**What you have to do:** Take every line from the listing below that contains "this".

**Records supplied:**
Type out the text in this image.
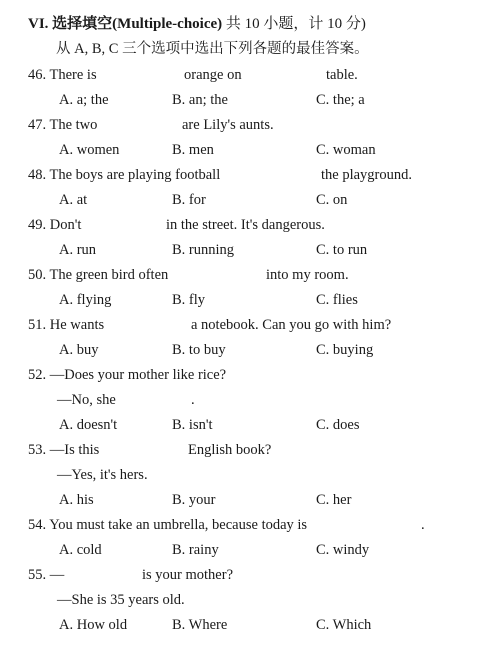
VI. 选择填空(Multiple-choice) 共 10 小题，计 10 分)
从 A, B, C 三个选项中选出下列各题的最佳答案。
46. There is	orange on	table.
A. a; the	B. an; the	C. the; a
47. The two	are Lily's aunts.
A. women	B. men	C. woman
48. The boys are playing football	the playground.
A. at	B. for	C. on
49. Don't	in the street. It's dangerous.
A. run	B. running	C. to run
50. The green bird often	into my room.
A. flying	B. fly	C. flies
51. He wants	a notebook. Can you go with him?
A. buy	B. to buy	C. buying
52. —Does your mother like rice?
—No, she	.
A. doesn't	B. isn't	C. does
53. —Is this	English book?
—Yes, it's hers.
A. his	B. your	C. her
54. You must take an umbrella, because today is	.
A. cold	B. rainy	C. windy
55. —	is your mother?
—She is 35 years old.
A. How old	B. Where	C. Which
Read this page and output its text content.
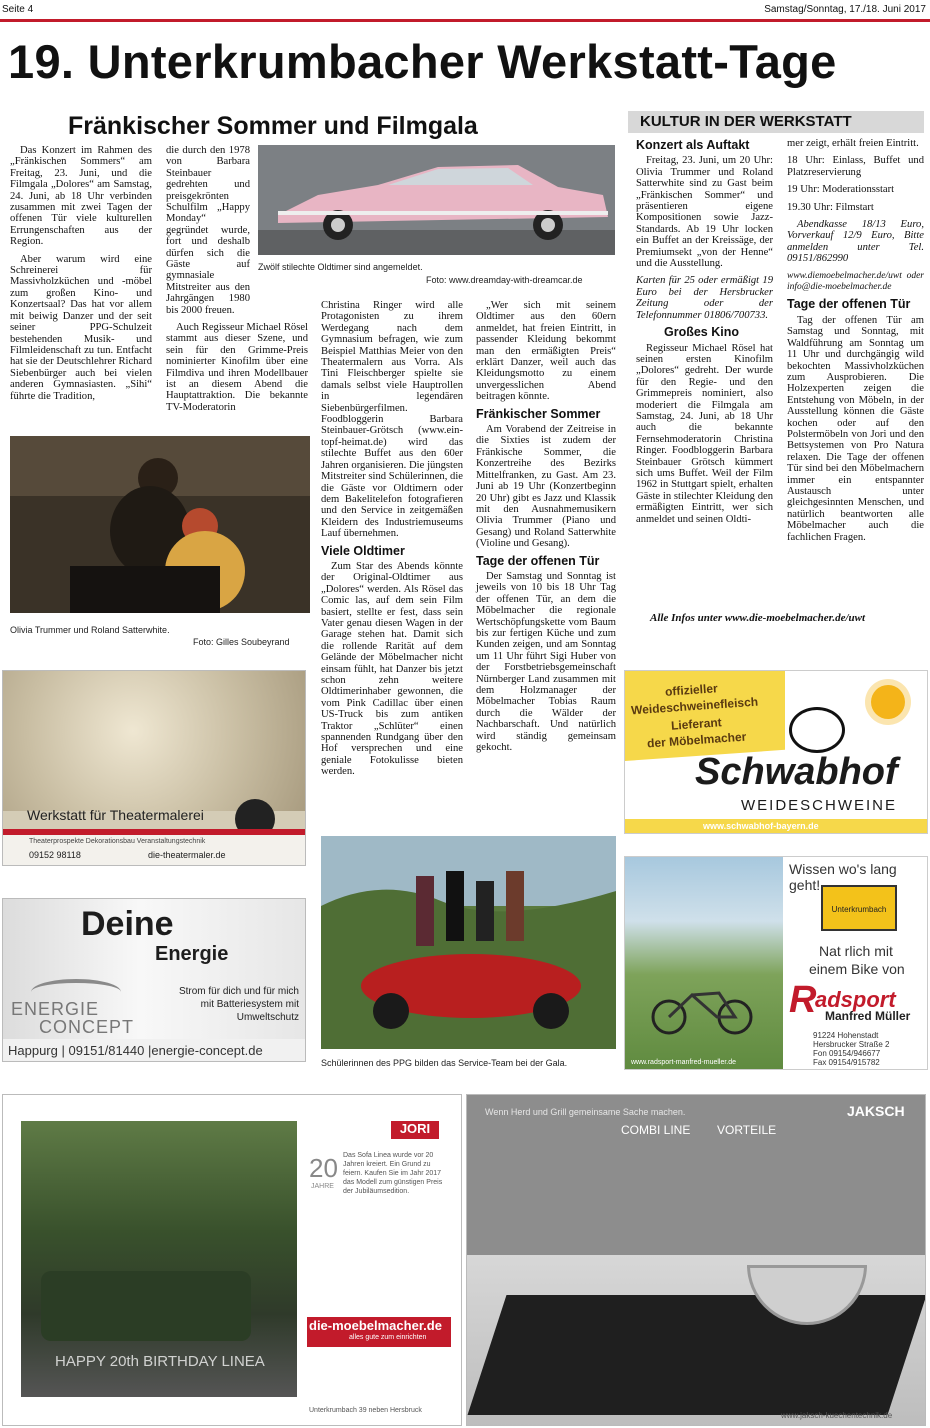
Seite 4	Samstag/Sonntag, 17./18. Juni 2017
19. Unterkrumbacher Werkstatt-Tage
Fränkischer Sommer und Filmgala

Das Konzert im Rahmen des „Fränkischen Sommers“ am Freitag, 23. Juni, und die Filmgala „Dolores“ am Samstag, 24. Juni, ab 18 Uhr verbinden zusammen mit zwei Tagen der offenen Tür viele kulturellen Errungenschaften aus der Region.

Aber warum wird eine Schreinerei für Massivholzküchen und -möbel zum großen Kino- und Konzertsaal? Das hat vor allem mit beiwig Danzer und der seit seiner PPG-Schulzeit bestehenden Musik- und Filmleidenschaft zu tun. Entfacht hat sie der Deutschlehrer Richard Siebenbürger auch bei vielen anderen Gymnasiasten. „Sihi“ führte die Tradition,

die durch den 1978 von Barbara Steinbauer gedrehten und preisgekrönten Schulfilm „Happy Monday“ gegründet wurde, fort und deshalb dürfen sich die Gäste auf gymnasiale Mitstreiter aus den Jahrgängen 1980 bis 2000 freuen.

Auch Regisseur Michael Rösel stammt aus dieser Szene, und sein für den Grimme-Preis nominierter Kinofilm über eine Filmdiva und ihren Modellbauer ist an diesem Abend die Hauptattraktion. Die bekannte TV-Moderatorin

Zwölf stilechte Oldtimer sind angemeldet.
Foto: www.dreamday-with-dreamcar.de
Olivia Trummer und Roland Satterwhite.
Foto: Gilles Soubeyrand

Christina Ringer wird alle Protagonisten zu ihrem Werdegang nach dem Gymnasium befragen, wie zum Beispiel Matthias Meier von den Theatermalern aus Vorra. Als Tini Fleischberger spielte sie damals selbst viele Hauptrollen in legendären Siebenbürgerfilmen. Foodbloggerin Barbara Steinbauer-Grötsch (www.ein-topf-heimat.de) wird das stilechte Buffet aus den 60er Jahren organisieren. Die jüngsten Mitstreiter sind Schülerinnen, die die Gäste vor Oldtimern oder dem Bakelitelefon fotografieren und den Service in zeitgemäßen Kleidern des Industriemuseums Lauf übernehmen.

Viele Oldtimer

Zum Star des Abends könnte der Original-Oldtimer aus „Dolores“ werden. Als Rösel das Comic las, auf dem sein Film basiert, stellte er fest, dass sein Vater genau diesen Wagen in der Garage stehen hat. Damit sich die rollende Rarität auf dem Gelände der Möbelmacher nicht einsam fühlt, hat Danzer bis jetzt schon zehn weitere Oldtimerinhaber gewonnen, die vom Pink Cadillac über einen US-Truck bis zum antiken Traktor „Schlüter“ einen spannenden Rundgang über den Hof versprechen und eine geniale Fotokulisse bieten werden.

„Wer sich mit seinem Oldtimer aus den 60ern anmeldet, hat freien Eintritt, in passender Kleidung bekommt man den ermäßigten Preis“ erklärt Danzer, weil auch das Kleidungsmotto zu einem unvergesslichen Abend beitragen könnte.

Fränkischer Sommer

Am Vorabend der Zeitreise in die Sixties ist zudem der Fränkische Sommer, die Konzertreihe des Bezirks Mittelfranken, zu Gast. Am 23. Juni ab 19 Uhr (Konzertbeginn 20 Uhr) gibt es Jazz und Klassik mit den Ausnahmemusikern Olivia Trummer (Piano und Gesang) und Roland Satterwhite (Violine und Gesang).

Tage der offenen Tür

Der Samstag und Sonntag ist jeweils von 10 bis 18 Uhr Tag der offenen Tür, an dem die Möbelmacher die regionale Wertschöpfungskette vom Baum bis zur fertigen Küche und zum Kunden zeigen, und am Sonntag um 11 Uhr führt Sigi Huber von der Forstbetriebsgemeinschaft Nürnberger Land zusammen mit dem Holzmanager der Möbelmacher Tobias Raum durch die Wälder der Nachbarschaft. Und natürlich wird ständig gemeinsam gekocht.

Schülerinnen des PPG bilden das Service-Team bei der Gala.
Werkstatt für Theatermalerei
Theaterprospekte Dekorationsbau Veranstaltungstechnik
09152 98118	die-theatermaler.de
Deine
Energie
ENERGIE
CONCEPT
Strom für dich und für mich mit Batteriesystem mit Umweltschutz
Happurg | 09151/81440 |energie-concept.de
KULTUR IN DER WERKSTATT
Konzert als Auftakt

Freitag, 23. Juni, um 20 Uhr: Olivia Trummer und Roland Satterwhite sind zu Gast beim „Fränkischen Sommer“ und präsentieren eigene Kompositionen sowie Jazz-Standards. Ab 19 Uhr locken ein Buffet an der Kreissäge, der Premiumsekt „von der Henne“ und die Ausstellung.

Karten für 25 oder ermäßigt 19 Euro bei der Hersbrucker Zeitung oder der Telefonnummer 01806/700733.

Großes Kino

Regisseur Michael Rösel hat seinen ersten Kinofilm „Dolores“ gedreht. Der wurde für den Regie- und den Grimmepreis nominiert, also moderiert die Filmgala am Samstag, 24. Juni, ab 18 Uhr auch die bekannte Fernsehmoderatorin Christina Ringer. Foodbloggerin Barbara Steinbauer Grötsch kümmert sich ums Buffet. Weil der Film 1962 in Stuttgart spielt, erhalten Gäste in stilechter Kleidung den ermäßigten Eintritt, wer sich anmeldet und seinen Oldti-

mer zeigt, erhält freien Eintritt.

18 Uhr: Einlass, Buffet und Platzreservierung

19 Uhr: Moderationsstart

19.30 Uhr: Filmstart

Abendkasse 18/13 Euro, Vorverkauf 12/9 Euro, Bitte anmelden unter Tel. 09151/862990

www.diemoebelmacher.de/uwt oder info@die-moebelmacher.de

Tage der offenen Tür

Tag der offenen Tür am Samstag und Sonntag, mit Waldführung am Sonntag um 11 Uhr und durchgängig wild bekochten Massivholzküchen zum Ausprobieren. Die Holzexperten zeigen die Entstehung von Möbeln, in der Ausstellung können die Gäste kochen oder auf den Polstermöbeln von Jori und den Bettsystemen von Pro Natura relaxen. Die Tage der offenen Tür sind bei den Möbelmachern immer ein entspannter Austausch unter gleichgesinnten Menschen, und natürlich beantworten alle Möbelmacher auch die fachlichen Fragen.

Alle Infos unter www.die-moebelmacher.de/uwt
offizieller
Weideschweinefleisch
Lieferant
der Möbelmacher
Schwabhof
WEIDESCHWEINE
www.schwabhof-bayern.de
Wissen wo's lang geht!
Unterkrumbach
Nat rlich mit
einem Bike von
R
adsport
Manfred Müller
91224 Hohenstadt
Hersbrucker Straße 2
Fon 09154/946677
Fax 09154/915782
www.radsport-manfred-mueller.de
HAPPY 20th BIRTHDAY LINEA
JORI
20
JAHRE
Das Sofa Linea wurde vor 20 Jahren kreiert. Ein Grund zu feiern. Kaufen Sie im Jahr 2017 das Modell zum günstigen Preis der Jubiläumsedition.
die-moebelmacher.de
alles gute zum einrichten
Unterkrumbach 39 neben Hersbruck
JAKSCH
Wenn Herd und Grill gemeinsame Sache machen.
COMBI LINE VORTEILE
www.jaksch-kuechentechnik.de
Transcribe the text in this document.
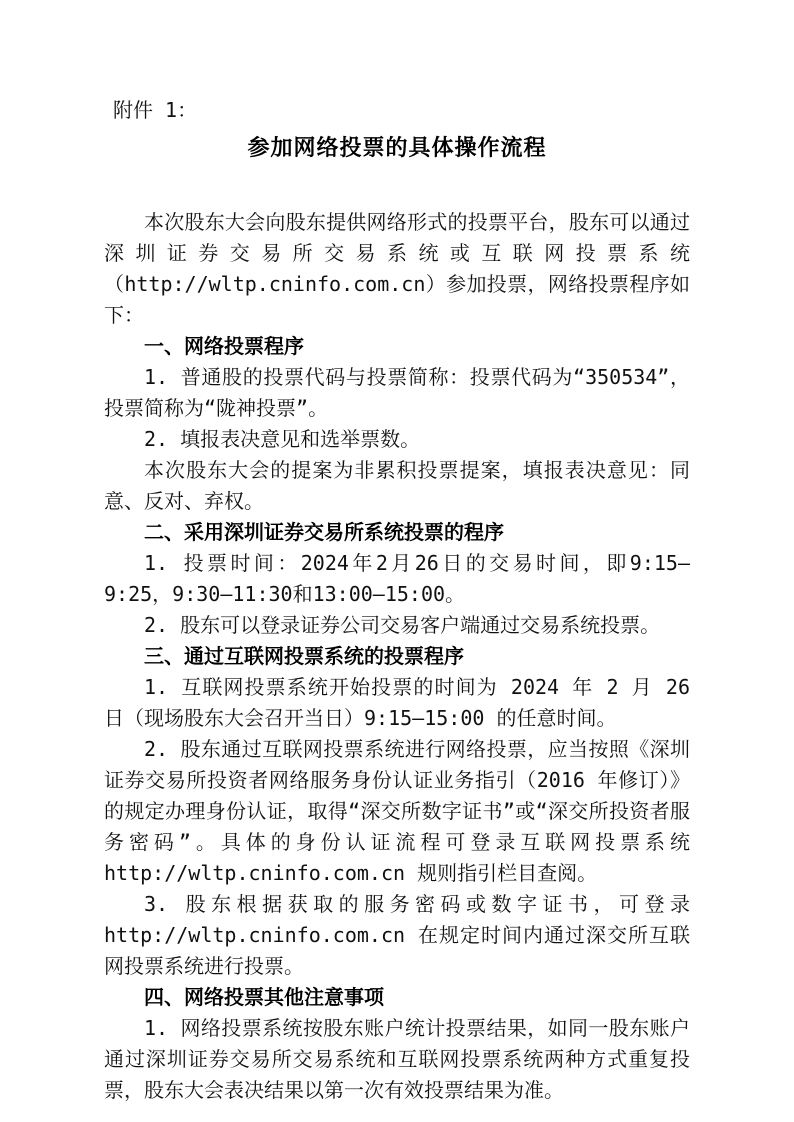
附件 1：

参加网络投票的具体操作流程

本次股东大会向股东提供网络形式的投票平台，股东可以通过深圳证券交易所交易系统或互联网投票系统（http://wltp.cninfo.com.cn）参加投票，网络投票程序如下：

一、网络投票程序

1. 普通股的投票代码与投票简称：投票代码为“350534”，投票简称为“陇神投票”。

2. 填报表决意见和选举票数。

本次股东大会的提案为非累积投票提案，填报表决意见：同意、反对、弃权。

二、采用深圳证券交易所系统投票的程序

1. 投票时间：2024年2月26日的交易时间，即9:15—9:25，9:30—11:30和13:00—15:00。

2. 股东可以登录证券公司交易客户端通过交易系统投票。

三、通过互联网投票系统的投票程序

1. 互联网投票系统开始投票的时间为 2024 年 2 月 26 日（现场股东大会召开当日）9:15—15:00 的任意时间。

2. 股东通过互联网投票系统进行网络投票，应当按照《深圳证券交易所投资者网络服务身份认证业务指引（2016 年修订）》的规定办理身份认证，取得“深交所数字证书”或“深交所投资者服务密码”。具体的身份认证流程可登录互联网投票系统 http://wltp.cninfo.com.cn 规则指引栏目查阅。

3. 股东根据获取的服务密码或数字证书，可登录 http://wltp.cninfo.com.cn 在规定时间内通过深交所互联网投票系统进行投票。

四、网络投票其他注意事项

1. 网络投票系统按股东账户统计投票结果，如同一股东账户通过深圳证券交易所交易系统和互联网投票系统两种方式重复投票，股东大会表决结果以第一次有效投票结果为准。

**Right answer:**
Type out the text in this image.
53. —Is this	English book?
Read this page and output its text content.
Transcribe the text in this document.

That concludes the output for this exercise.